▸ **GOAL OF THE EXERCISE**: Scan the records below for lines with the word "book", then state how many you find and nothing else.

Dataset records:
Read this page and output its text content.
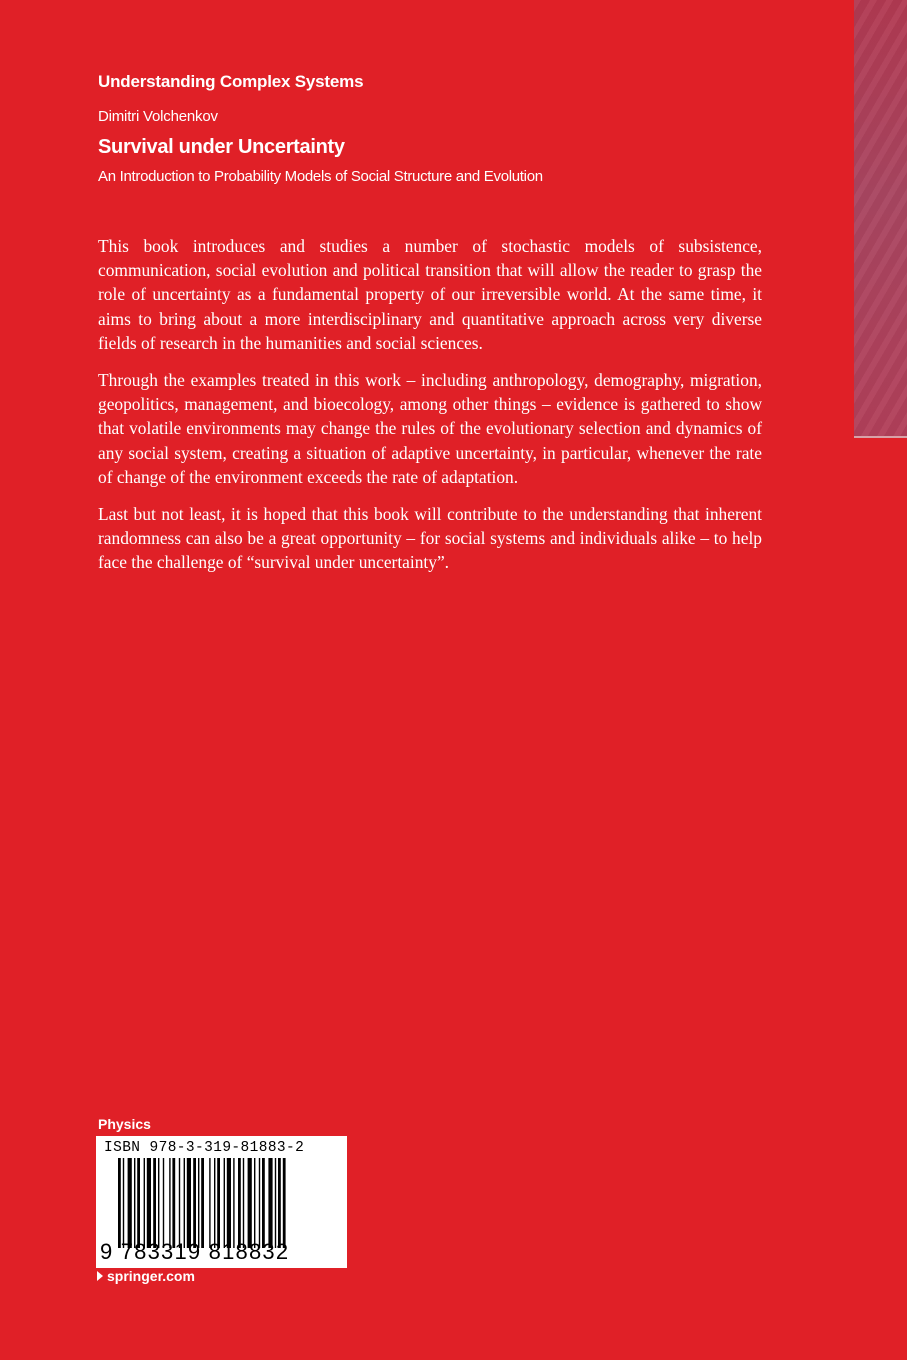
Understanding Complex Systems
Dimitri Volchenkov
Survival under Uncertainty
An Introduction to Probability Models of Social Structure and Evolution

This book introduces and studies a number of stochastic models of subsistence, communication, social evolution and political transition that will allow the reader to grasp the role of uncertainty as a fundamental property of our irreversible world. At the same time, it aims to bring about a more interdisciplinary and quantitative approach across very diverse fields of research in the humanities and social sciences.

Through the examples treated in this work – including anthropology, demography, migration, geopolitics, management, and bioecology, among other things – evidence is gathered to show that volatile environments may change the rules of the evolutionary selection and dynamics of any social system, creating a situation of adaptive uncertainty, in particular, whenever the rate of change of the environment exceeds the rate of adaptation.

Last but not least, it is hoped that this book will contribute to the understanding that inherent randomness can also be a great opportunity – for social systems and individuals alike – to help face the challenge of “survival under uncertainty”.

Physics
ISBN 978-3-319-81883-2
9 783319 818832
springer.com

▸ **SOLUTION TO THIS EXERCISE**: 2